GIVEN INSTRUCTION
Below are records; work out how many of their lines hold the string "tank" and give that number alone.

— BEGIN RECORDS TO USE —

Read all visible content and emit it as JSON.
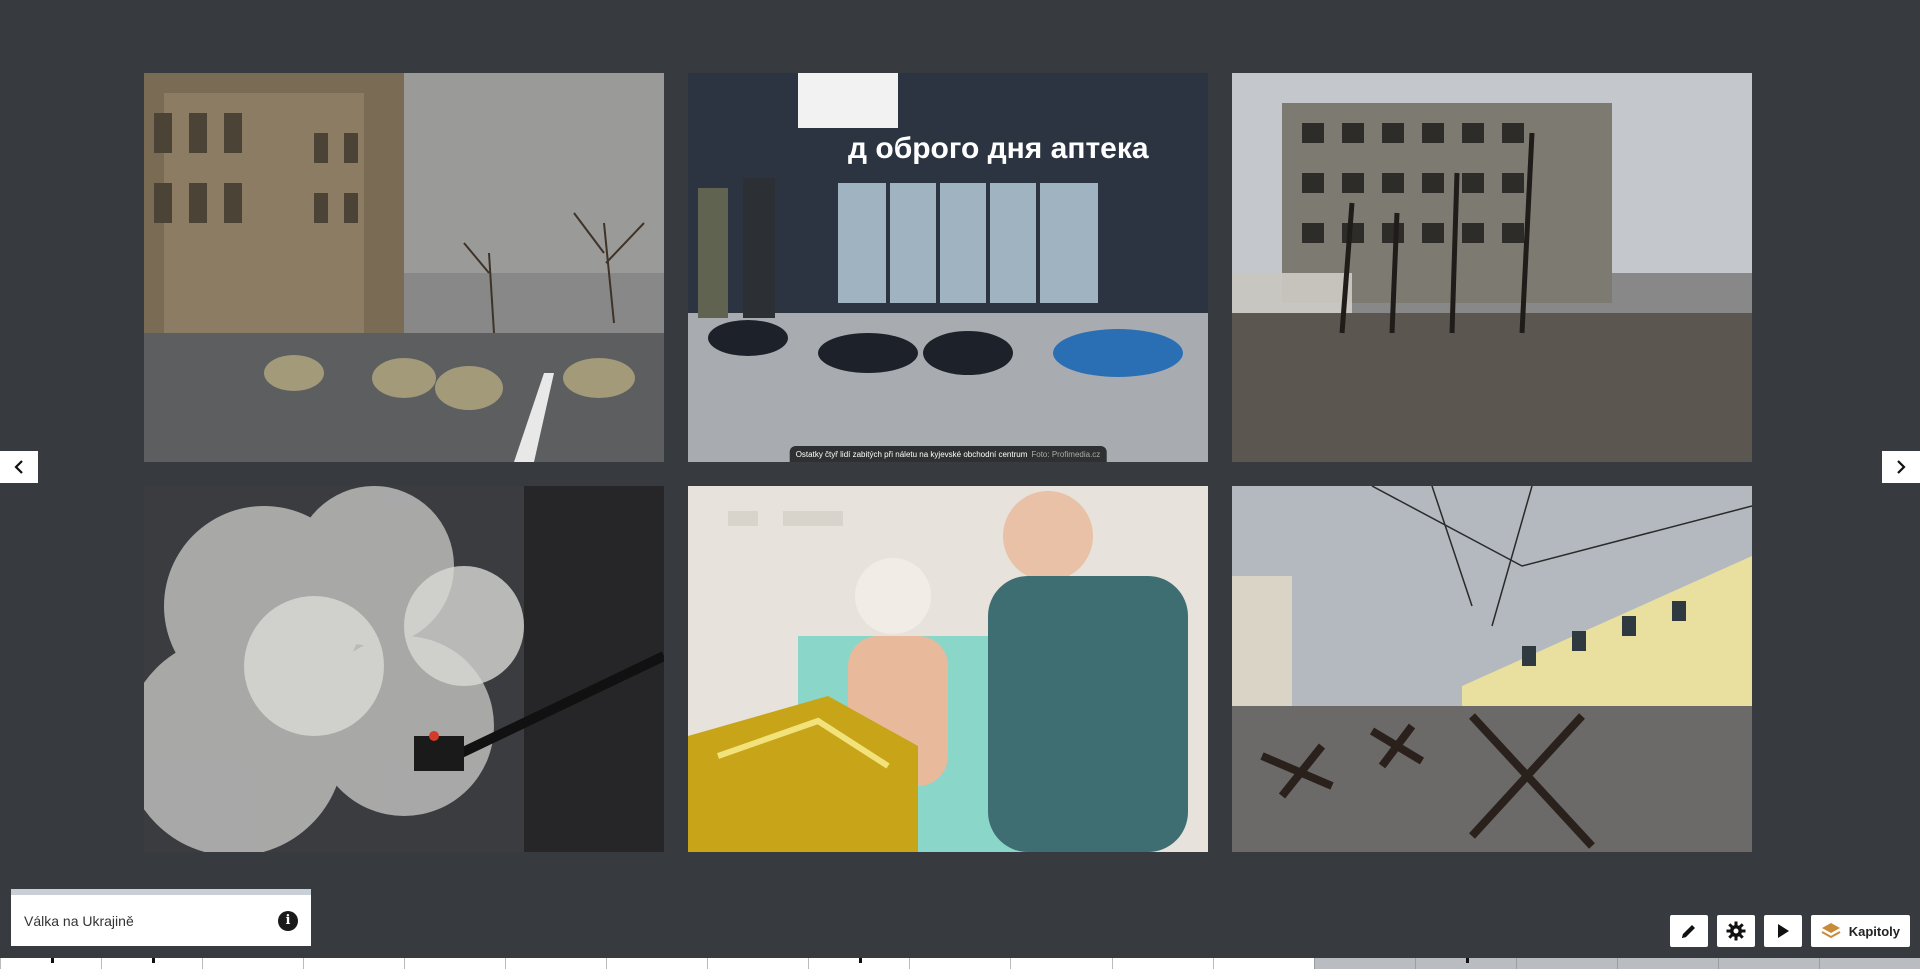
{
  "gallery": {
    "photos": [
      {
        "alt": "Street with concrete anti-tank blocks"
      },
      {
        "alt": "Shopping centre entrance with bodies",
        "caption": "Ostatky čtyř lidí zabitých při náletu na kyjevské obchodní centrum",
        "credit": "Foto: Profimedia.cz"
      },
      {
        "alt": "Destroyed apartment building"
      },
      {
        "alt": "Firefighters in smoke"
      },
      {
        "alt": "Injured mother in hospital"
      },
      {
        "alt": "Street with anti-tank hedgehogs"
      }
    ]
  },
  "story": {
    "title": "Válka na Ukrajině"
  },
  "toolbar": {
    "edit_icon": "pencil-icon",
    "settings_icon": "gear-icon",
    "play_icon": "play-icon",
    "chapters_icon": "layers-icon",
    "chapters_label": "Kapitoly"
  },
  "timeline": {
    "segments": 19,
    "white_segments": 13
  },
  "colors": {
    "background": "#373a3e",
    "panel": "#ffffff"
  }
}
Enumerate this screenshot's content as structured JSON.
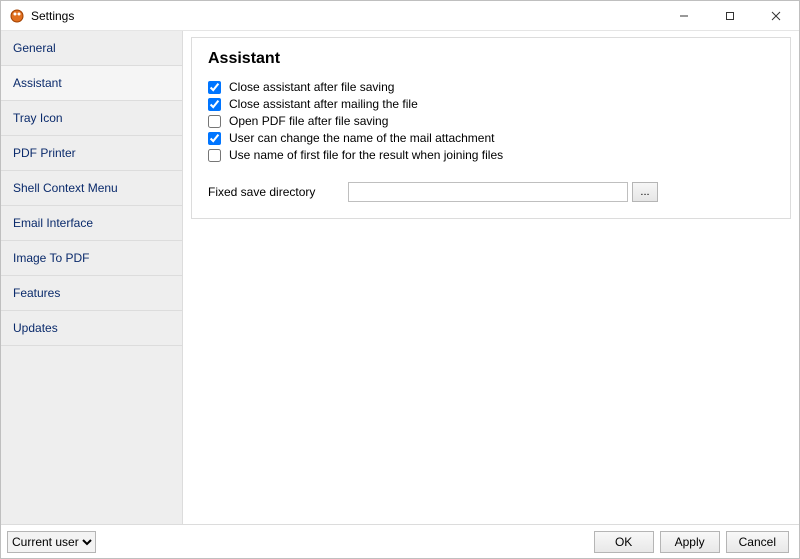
{
  "window": {
    "title": "Settings"
  },
  "sidebar": {
    "items": [
      {
        "label": "General"
      },
      {
        "label": "Assistant"
      },
      {
        "label": "Tray Icon"
      },
      {
        "label": "PDF Printer"
      },
      {
        "label": "Shell Context Menu"
      },
      {
        "label": "Email Interface"
      },
      {
        "label": "Image To PDF"
      },
      {
        "label": "Features"
      },
      {
        "label": "Updates"
      }
    ],
    "active_index": 1
  },
  "panel": {
    "heading": "Assistant",
    "checks": [
      {
        "label": "Close assistant after file saving",
        "checked": true
      },
      {
        "label": "Close assistant after mailing the file",
        "checked": true
      },
      {
        "label": "Open PDF file after file saving",
        "checked": false
      },
      {
        "label": "User can change the name of the mail attachment",
        "checked": true
      },
      {
        "label": "Use name of first file for the result when joining files",
        "checked": false
      }
    ],
    "fixed_dir_label": "Fixed save directory",
    "fixed_dir_value": "",
    "browse_label": "..."
  },
  "footer": {
    "scope_selected": "Current user",
    "ok": "OK",
    "apply": "Apply",
    "cancel": "Cancel"
  }
}
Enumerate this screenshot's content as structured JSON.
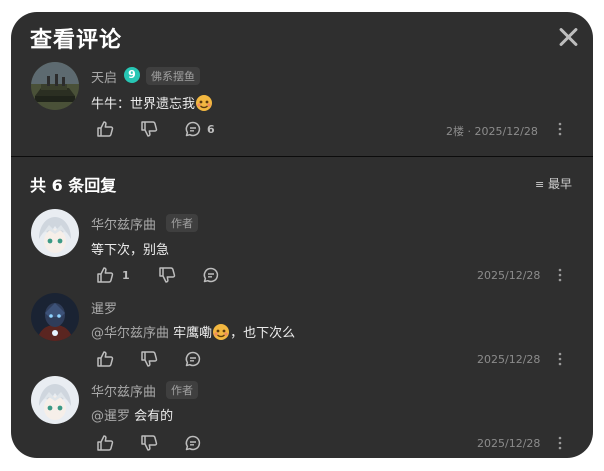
{
  "dialog": {
    "title": "查看评论"
  },
  "main_comment": {
    "author": "天启",
    "level": "9",
    "badge": "佛系摆鱼",
    "text": "牛牛：世界遗忘我",
    "reply_count": "6",
    "meta": "2楼 · 2025/12/28"
  },
  "replies_header": {
    "title": "共 6 条回复",
    "sort_label": "最早"
  },
  "replies": [
    {
      "author": "华尔兹序曲",
      "tag": "作者",
      "text": "等下次，别急",
      "like_count": "1",
      "date": "2025/12/28"
    },
    {
      "author": "暹罗",
      "mention": "@华尔兹序曲",
      "text_a": "牢鹰嘞",
      "text_b": "，也下次么",
      "date": "2025/12/28"
    },
    {
      "author": "华尔兹序曲",
      "tag": "作者",
      "mention": "@暹罗",
      "text": "会有的",
      "date": "2025/12/28"
    }
  ],
  "colors": {
    "panel": "#2f2f2f",
    "accent_level": "#27c6b4"
  }
}
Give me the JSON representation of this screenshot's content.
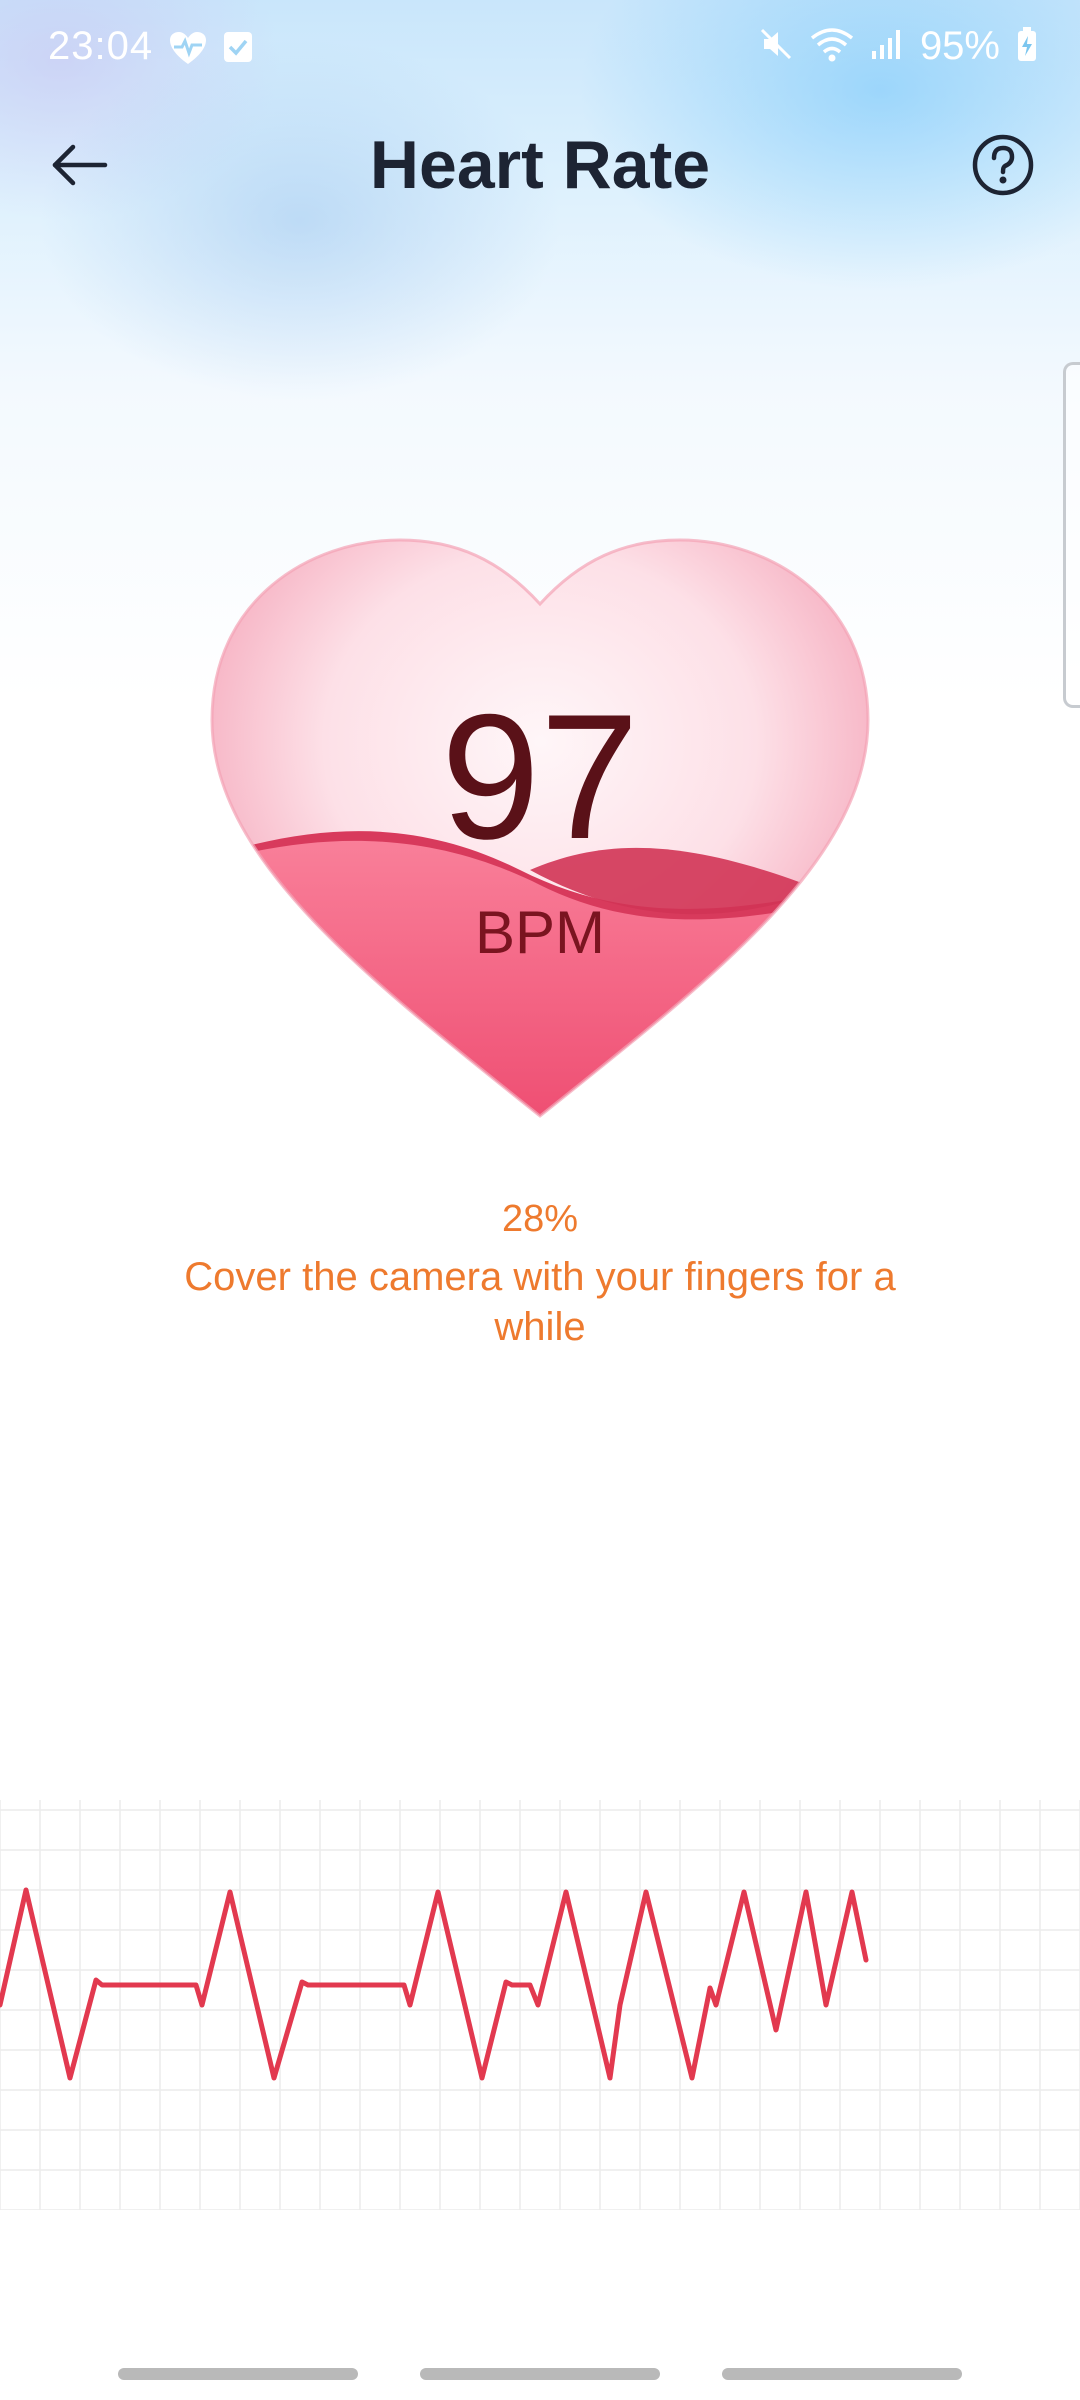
{
  "status_bar": {
    "time": "23:04",
    "battery": "95%",
    "icons": [
      "heart-monitor-icon",
      "check-box-icon",
      "mute-icon",
      "wifi-icon",
      "signal-icon",
      "battery-charging-icon"
    ]
  },
  "app_bar": {
    "title": "Heart Rate",
    "back_icon": "arrow-left-icon",
    "help_icon": "question-circle-icon"
  },
  "measurement": {
    "bpm": "97",
    "unit": "BPM",
    "progress_text": "28%",
    "progress_fraction": 0.28,
    "instruction": "Cover the camera with your fingers for a while"
  },
  "colors": {
    "accent_orange": "#ee7a2e",
    "heart_pink": "#f2607f",
    "ecg_line": "#e2394f",
    "title": "#1d2433"
  }
}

— END RECORDS TO USE —

EXPECTED ANSWER
2